Data items
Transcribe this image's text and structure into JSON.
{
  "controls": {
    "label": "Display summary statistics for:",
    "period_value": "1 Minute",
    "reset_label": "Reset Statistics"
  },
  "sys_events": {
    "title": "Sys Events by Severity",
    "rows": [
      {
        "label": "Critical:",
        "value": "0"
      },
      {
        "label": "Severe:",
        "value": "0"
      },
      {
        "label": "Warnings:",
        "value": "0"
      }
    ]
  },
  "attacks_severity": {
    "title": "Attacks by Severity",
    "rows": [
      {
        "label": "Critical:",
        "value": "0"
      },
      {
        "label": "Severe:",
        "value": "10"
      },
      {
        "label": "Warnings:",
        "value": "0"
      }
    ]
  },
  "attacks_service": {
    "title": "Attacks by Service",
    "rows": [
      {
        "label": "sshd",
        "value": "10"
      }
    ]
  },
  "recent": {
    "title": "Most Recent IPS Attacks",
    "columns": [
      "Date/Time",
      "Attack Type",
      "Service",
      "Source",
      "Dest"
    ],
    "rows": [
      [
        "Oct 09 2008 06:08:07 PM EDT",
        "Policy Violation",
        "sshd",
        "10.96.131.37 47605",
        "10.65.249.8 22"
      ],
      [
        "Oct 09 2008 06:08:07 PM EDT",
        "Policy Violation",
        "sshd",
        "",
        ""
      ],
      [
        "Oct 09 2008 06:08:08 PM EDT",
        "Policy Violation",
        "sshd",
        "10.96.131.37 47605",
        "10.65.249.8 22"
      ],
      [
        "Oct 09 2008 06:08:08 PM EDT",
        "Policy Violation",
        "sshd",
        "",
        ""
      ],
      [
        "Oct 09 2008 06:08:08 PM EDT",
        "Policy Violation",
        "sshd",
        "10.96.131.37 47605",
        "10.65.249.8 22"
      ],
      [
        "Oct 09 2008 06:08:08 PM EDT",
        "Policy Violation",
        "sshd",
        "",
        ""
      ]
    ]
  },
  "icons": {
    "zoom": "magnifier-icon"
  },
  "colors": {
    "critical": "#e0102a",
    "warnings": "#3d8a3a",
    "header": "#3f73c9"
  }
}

---

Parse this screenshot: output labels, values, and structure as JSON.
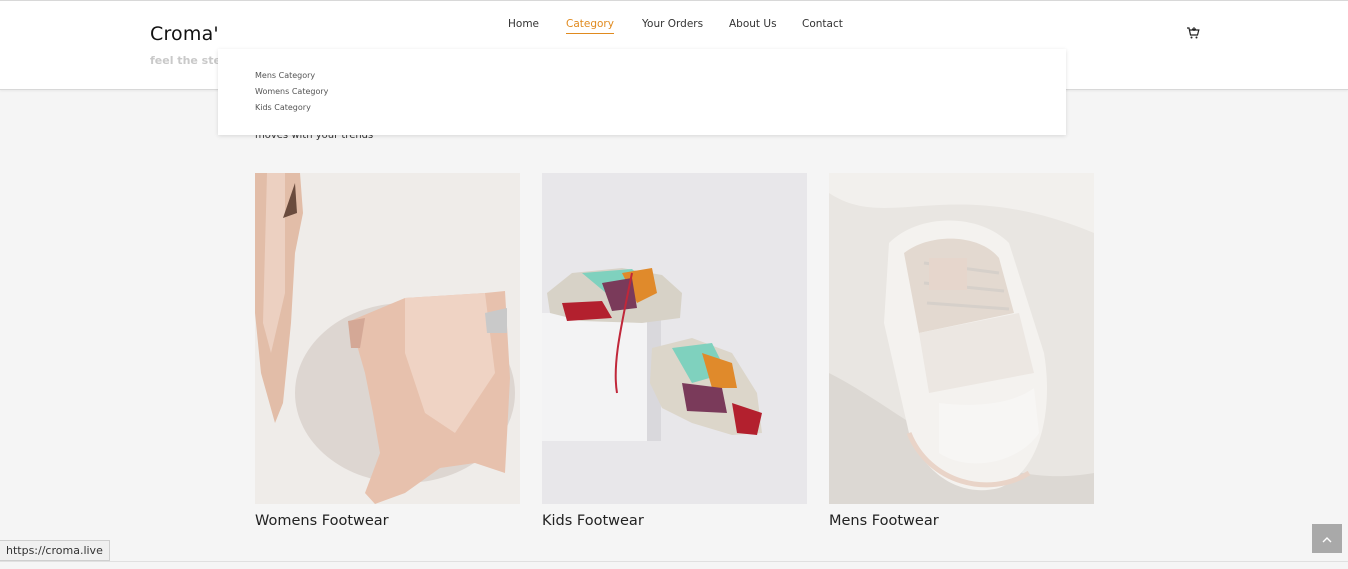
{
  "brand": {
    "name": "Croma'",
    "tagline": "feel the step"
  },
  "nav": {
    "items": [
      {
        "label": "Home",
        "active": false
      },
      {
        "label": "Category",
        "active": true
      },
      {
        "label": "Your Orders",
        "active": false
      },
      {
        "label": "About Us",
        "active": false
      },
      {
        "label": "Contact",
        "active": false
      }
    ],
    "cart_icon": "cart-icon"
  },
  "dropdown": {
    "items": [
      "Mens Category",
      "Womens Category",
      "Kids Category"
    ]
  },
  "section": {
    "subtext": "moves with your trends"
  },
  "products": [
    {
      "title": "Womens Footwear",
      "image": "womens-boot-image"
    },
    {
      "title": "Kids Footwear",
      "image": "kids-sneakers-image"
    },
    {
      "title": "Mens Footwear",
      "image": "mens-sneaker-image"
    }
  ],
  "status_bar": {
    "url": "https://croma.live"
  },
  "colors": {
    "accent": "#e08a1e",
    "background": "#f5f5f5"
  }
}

Stated problem:
Only the number is wanted: how many lines in the data include the string "image"?

Task answer:
4